- DIRECTION
Restate the entries word for word, omitting nothing.

++++++

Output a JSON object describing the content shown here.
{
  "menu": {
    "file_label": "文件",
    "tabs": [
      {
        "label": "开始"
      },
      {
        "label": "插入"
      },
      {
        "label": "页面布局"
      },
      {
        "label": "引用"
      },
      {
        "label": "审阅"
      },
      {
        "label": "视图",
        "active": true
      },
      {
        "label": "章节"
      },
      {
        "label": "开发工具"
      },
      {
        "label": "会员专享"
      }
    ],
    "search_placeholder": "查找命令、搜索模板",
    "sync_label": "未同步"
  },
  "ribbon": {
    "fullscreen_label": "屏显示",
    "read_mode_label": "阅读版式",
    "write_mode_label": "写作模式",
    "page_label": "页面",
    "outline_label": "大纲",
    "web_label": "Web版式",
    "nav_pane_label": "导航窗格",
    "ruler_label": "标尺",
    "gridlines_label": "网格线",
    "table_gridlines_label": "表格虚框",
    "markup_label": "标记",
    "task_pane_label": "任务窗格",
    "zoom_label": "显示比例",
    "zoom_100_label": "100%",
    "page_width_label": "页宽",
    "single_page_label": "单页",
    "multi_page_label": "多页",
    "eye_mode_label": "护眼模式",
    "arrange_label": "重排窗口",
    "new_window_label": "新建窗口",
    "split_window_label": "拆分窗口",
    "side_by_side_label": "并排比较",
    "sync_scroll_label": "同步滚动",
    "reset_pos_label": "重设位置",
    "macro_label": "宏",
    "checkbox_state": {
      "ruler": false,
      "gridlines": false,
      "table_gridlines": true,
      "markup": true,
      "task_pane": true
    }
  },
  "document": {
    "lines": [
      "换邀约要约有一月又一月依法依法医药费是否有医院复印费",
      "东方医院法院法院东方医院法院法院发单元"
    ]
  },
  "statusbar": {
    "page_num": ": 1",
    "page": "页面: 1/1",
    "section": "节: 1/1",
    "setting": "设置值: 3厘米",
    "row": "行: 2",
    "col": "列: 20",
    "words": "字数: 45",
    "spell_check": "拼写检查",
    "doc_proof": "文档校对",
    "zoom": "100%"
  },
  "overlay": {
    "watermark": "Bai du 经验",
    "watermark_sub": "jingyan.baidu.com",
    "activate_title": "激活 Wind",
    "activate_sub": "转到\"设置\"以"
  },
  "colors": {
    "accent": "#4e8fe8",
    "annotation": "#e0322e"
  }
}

++++++

- TASK OUTPUT
Output a JSON object describing the content shown here.
{
  "menu": {
    "file_label": "文件",
    "tabs": [
      {
        "label": "开始"
      },
      {
        "label": "插入"
      },
      {
        "label": "页面布局"
      },
      {
        "label": "引用"
      },
      {
        "label": "审阅"
      },
      {
        "label": "视图",
        "active": true
      },
      {
        "label": "章节"
      },
      {
        "label": "开发工具"
      },
      {
        "label": "会员专享"
      }
    ],
    "search_placeholder": "查找命令、搜索模板",
    "sync_label": "未同步"
  },
  "ribbon": {
    "fullscreen_label": "屏显示",
    "read_mode_label": "阅读版式",
    "write_mode_label": "写作模式",
    "page_label": "页面",
    "outline_label": "大纲",
    "web_label": "Web版式",
    "nav_pane_label": "导航窗格",
    "ruler_label": "标尺",
    "gridlines_label": "网格线",
    "table_gridlines_label": "表格虚框",
    "markup_label": "标记",
    "task_pane_label": "任务窗格",
    "zoom_label": "显示比例",
    "zoom_100_label": "100%",
    "page_width_label": "页宽",
    "single_page_label": "单页",
    "multi_page_label": "多页",
    "eye_mode_label": "护眼模式",
    "arrange_label": "重排窗口",
    "new_window_label": "新建窗口",
    "split_window_label": "拆分窗口",
    "side_by_side_label": "并排比较",
    "sync_scroll_label": "同步滚动",
    "reset_pos_label": "重设位置",
    "macro_label": "宏",
    "checkbox_state": {
      "ruler": false,
      "gridlines": false,
      "table_gridlines": true,
      "markup": true,
      "task_pane": true
    }
  },
  "document": {
    "lines": [
      "换邀约要约有一月又一月依法依法医药费是否有医院复印费",
      "东方医院法院法院东方医院法院法院发单元"
    ]
  },
  "statusbar": {
    "page_num": ": 1",
    "page": "页面: 1/1",
    "section": "节: 1/1",
    "setting": "设置值: 3厘米",
    "row": "行: 2",
    "col": "列: 20",
    "words": "字数: 45",
    "spell_check": "拼写检查",
    "doc_proof": "文档校对",
    "zoom": "100%"
  },
  "overlay": {
    "watermark": "Bai du 经验",
    "watermark_sub": "jingyan.baidu.com",
    "activate_title": "激活 Wind",
    "activate_sub": "转到\"设置\"以"
  },
  "colors": {
    "accent": "#4e8fe8",
    "annotation": "#e0322e"
  }
}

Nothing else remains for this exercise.